EXERCISE AIM » Every entry has to be output exactly, with none skipped.

SOURCE MATERIAL »
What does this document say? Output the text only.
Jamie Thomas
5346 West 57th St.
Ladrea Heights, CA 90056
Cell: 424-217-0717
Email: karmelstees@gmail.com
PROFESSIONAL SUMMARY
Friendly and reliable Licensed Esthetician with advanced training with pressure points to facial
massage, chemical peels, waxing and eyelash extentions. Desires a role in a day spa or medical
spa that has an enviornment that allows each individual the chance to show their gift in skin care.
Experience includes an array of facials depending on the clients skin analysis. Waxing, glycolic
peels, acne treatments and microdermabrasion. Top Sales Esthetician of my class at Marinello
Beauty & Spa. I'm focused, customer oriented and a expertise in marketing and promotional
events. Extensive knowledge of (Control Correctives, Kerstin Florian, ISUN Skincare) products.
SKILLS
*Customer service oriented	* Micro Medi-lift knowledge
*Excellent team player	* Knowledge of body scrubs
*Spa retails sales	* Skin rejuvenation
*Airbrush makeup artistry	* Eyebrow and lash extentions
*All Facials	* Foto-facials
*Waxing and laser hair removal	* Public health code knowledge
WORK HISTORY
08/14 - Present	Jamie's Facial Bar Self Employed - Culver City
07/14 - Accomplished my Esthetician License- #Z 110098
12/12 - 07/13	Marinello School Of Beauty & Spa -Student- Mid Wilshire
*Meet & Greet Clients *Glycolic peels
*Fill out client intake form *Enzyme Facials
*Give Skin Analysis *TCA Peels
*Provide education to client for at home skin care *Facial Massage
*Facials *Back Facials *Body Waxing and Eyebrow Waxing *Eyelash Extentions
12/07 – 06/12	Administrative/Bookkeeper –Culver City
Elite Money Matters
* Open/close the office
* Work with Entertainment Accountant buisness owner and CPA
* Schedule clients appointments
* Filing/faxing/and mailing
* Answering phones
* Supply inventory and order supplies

RESPONSE AREA »
What does this document say? Output the text only.
Jamie Thomas
5346 West 57th St.
Ladrea Heights, CA 90056
Cell: 424-217-0717
Email: karmelstees@gmail.com
PROFESSIONAL SUMMARY
Friendly and reliable Licensed Esthetician with advanced training with pressure points to facial
massage, chemical peels, waxing and eyelash extentions. Desires a role in a day spa or medical
spa that has an enviornment that allows each individual the chance to show their gift in skin care.
Experience includes an array of facials depending on the clients skin analysis. Waxing, glycolic
peels, acne treatments and microdermabrasion. Top Sales Esthetician of my class at Marinello
Beauty & Spa. I'm focused, customer oriented and a expertise in marketing and promotional
events. Extensive knowledge of (Control Correctives, Kerstin Florian, ISUN Skincare) products.
SKILLS
*Customer service oriented	* Micro Medi-lift knowledge
*Excellent team player	* Knowledge of body scrubs
*Spa retails sales	* Skin rejuvenation
*Airbrush makeup artistry	* Eyebrow and lash extentions
*All Facials	* Foto-facials
*Waxing and laser hair removal	* Public health code knowledge
WORK HISTORY
08/14 - Present	Jamie's Facial Bar Self Employed - Culver City
07/14 - Accomplished my Esthetician License- #Z 110098
12/12 - 07/13	Marinello School Of Beauty & Spa -Student- Mid Wilshire
*Meet & Greet Clients *Glycolic peels
*Fill out client intake form *Enzyme Facials
*Give Skin Analysis *TCA Peels
*Provide education to client for at home skin care *Facial Massage
*Facials *Back Facials *Body Waxing and Eyebrow Waxing *Eyelash Extentions
12/07 – 06/12	Administrative/Bookkeeper –Culver City
Elite Money Matters
* Open/close the office
* Work with Entertainment Accountant buisness owner and CPA
* Schedule clients appointments
* Filing/faxing/and mailing
* Answering phones
* Supply inventory and order supplies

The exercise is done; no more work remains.